── Data provided

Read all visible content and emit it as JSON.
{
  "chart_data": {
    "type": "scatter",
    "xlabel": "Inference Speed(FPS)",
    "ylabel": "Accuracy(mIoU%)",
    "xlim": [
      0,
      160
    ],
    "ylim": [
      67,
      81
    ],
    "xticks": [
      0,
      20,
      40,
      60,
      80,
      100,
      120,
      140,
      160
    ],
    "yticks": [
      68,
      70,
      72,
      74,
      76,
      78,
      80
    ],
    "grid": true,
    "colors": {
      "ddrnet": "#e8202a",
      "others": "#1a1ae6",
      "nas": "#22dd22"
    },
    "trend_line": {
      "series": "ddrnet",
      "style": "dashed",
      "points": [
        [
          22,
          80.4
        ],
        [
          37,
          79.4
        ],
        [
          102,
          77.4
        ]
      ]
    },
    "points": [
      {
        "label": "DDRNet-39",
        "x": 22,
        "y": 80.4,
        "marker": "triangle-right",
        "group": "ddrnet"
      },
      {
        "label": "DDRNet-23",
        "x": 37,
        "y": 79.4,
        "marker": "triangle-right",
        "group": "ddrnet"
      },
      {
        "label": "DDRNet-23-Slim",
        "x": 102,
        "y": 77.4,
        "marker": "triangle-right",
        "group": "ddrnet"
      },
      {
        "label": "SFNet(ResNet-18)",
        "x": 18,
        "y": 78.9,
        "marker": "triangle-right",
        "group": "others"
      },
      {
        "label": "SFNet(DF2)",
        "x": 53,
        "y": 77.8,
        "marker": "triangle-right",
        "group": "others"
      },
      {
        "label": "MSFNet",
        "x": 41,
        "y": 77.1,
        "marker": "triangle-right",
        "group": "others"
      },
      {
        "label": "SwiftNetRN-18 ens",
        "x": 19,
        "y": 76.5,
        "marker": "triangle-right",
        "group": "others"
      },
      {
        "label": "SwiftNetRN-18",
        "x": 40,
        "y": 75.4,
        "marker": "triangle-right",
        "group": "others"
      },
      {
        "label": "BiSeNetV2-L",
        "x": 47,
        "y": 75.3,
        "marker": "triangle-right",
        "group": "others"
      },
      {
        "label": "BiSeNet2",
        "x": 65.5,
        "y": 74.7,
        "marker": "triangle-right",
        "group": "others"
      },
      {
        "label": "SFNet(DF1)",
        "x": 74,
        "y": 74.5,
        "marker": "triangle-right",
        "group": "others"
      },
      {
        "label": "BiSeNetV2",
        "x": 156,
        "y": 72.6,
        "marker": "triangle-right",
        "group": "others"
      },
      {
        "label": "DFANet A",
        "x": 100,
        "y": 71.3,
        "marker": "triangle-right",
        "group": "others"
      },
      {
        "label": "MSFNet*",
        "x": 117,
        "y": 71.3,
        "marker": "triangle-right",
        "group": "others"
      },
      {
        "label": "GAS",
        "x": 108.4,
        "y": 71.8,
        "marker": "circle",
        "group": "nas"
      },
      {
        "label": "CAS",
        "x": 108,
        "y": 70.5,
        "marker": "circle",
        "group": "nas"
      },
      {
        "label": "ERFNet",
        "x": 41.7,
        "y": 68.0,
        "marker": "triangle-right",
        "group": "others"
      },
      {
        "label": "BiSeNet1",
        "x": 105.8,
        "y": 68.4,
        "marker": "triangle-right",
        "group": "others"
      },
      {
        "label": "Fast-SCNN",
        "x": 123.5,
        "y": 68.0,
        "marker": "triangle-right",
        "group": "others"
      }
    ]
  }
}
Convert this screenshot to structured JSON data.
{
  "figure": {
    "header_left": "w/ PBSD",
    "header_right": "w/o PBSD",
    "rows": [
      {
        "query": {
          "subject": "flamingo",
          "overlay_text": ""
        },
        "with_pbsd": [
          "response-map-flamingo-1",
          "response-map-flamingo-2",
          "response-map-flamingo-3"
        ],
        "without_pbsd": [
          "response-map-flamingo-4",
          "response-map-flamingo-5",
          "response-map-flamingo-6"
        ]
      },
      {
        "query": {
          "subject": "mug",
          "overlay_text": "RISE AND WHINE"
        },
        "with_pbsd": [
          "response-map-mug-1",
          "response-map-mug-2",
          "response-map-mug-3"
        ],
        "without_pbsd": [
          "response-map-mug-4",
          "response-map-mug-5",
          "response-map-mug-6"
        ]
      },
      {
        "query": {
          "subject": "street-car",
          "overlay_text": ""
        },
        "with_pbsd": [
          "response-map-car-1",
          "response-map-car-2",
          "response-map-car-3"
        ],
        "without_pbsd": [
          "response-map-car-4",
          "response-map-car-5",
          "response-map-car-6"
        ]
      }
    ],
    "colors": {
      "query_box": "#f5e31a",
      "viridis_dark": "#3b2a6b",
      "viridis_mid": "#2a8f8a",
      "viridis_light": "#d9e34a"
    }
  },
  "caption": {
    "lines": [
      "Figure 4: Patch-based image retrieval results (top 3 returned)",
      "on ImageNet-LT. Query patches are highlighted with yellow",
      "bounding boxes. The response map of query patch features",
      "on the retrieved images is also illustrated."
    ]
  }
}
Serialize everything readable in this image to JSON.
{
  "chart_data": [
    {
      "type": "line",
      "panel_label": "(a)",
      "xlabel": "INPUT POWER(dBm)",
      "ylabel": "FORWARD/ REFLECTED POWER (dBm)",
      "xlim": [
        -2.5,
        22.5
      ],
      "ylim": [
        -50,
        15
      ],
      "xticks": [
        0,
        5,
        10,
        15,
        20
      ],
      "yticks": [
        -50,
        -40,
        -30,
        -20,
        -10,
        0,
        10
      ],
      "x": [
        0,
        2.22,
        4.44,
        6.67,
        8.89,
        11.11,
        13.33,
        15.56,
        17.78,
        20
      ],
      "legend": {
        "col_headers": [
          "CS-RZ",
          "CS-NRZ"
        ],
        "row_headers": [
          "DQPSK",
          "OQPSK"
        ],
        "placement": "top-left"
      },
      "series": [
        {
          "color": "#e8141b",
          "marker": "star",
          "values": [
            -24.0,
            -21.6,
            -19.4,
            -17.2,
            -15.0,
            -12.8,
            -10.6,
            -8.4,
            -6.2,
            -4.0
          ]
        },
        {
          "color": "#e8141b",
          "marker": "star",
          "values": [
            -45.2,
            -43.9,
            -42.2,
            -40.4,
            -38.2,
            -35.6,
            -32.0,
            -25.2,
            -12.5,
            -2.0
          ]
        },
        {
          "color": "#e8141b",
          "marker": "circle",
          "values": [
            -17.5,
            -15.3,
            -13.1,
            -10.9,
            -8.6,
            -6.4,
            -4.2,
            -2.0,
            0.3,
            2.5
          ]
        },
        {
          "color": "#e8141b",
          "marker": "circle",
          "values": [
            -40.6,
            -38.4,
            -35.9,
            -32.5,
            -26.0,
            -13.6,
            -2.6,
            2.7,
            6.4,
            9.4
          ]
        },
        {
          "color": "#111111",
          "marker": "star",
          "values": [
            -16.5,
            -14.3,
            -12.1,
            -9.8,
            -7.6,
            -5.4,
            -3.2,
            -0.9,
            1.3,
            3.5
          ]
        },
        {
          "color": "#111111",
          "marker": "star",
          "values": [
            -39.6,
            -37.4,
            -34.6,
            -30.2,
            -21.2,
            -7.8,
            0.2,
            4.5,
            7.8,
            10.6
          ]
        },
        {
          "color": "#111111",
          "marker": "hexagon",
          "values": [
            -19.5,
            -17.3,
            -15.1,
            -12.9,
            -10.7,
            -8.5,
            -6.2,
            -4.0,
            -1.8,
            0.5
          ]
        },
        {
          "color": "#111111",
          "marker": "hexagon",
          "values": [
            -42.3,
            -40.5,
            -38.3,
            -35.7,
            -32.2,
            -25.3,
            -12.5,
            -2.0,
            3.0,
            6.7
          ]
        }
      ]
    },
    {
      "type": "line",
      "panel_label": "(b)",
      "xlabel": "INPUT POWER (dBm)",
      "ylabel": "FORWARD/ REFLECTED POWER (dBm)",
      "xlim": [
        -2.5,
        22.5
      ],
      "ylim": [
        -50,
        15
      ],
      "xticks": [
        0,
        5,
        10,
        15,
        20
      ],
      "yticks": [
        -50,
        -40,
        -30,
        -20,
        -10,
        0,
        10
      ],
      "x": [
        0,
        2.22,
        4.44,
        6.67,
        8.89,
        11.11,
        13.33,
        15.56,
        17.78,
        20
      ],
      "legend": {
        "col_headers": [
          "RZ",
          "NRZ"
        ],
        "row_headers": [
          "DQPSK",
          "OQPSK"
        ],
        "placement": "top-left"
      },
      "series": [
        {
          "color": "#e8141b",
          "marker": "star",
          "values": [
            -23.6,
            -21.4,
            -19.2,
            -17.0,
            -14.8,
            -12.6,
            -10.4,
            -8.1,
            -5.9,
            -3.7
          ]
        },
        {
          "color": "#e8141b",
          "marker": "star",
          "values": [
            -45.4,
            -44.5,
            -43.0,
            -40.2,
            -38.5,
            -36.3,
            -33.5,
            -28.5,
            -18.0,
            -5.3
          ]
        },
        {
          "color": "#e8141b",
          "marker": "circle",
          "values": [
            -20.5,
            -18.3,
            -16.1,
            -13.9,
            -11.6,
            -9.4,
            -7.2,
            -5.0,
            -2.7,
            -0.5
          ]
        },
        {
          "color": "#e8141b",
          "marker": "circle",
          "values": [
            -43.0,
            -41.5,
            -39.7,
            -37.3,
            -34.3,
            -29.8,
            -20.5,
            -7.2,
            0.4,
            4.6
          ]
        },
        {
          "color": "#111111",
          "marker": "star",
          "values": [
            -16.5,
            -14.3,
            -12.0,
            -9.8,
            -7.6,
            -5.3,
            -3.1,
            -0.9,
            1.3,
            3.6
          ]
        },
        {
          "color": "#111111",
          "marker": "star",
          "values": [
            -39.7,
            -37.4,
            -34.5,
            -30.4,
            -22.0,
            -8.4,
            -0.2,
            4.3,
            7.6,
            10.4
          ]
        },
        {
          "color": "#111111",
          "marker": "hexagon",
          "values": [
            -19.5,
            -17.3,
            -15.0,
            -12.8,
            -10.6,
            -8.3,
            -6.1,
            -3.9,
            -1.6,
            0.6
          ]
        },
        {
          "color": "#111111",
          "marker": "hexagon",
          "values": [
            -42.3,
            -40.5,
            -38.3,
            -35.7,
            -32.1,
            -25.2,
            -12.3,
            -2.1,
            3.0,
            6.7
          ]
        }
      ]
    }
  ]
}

────

* [Work instructions]: Return every line above in which the string "JSON" occurs.

* [Solution to the problem]:
Read all visible content and emit it as JSON.
Convert this screenshot to structured JSON data.
Serialize everything readable in this image to JSON.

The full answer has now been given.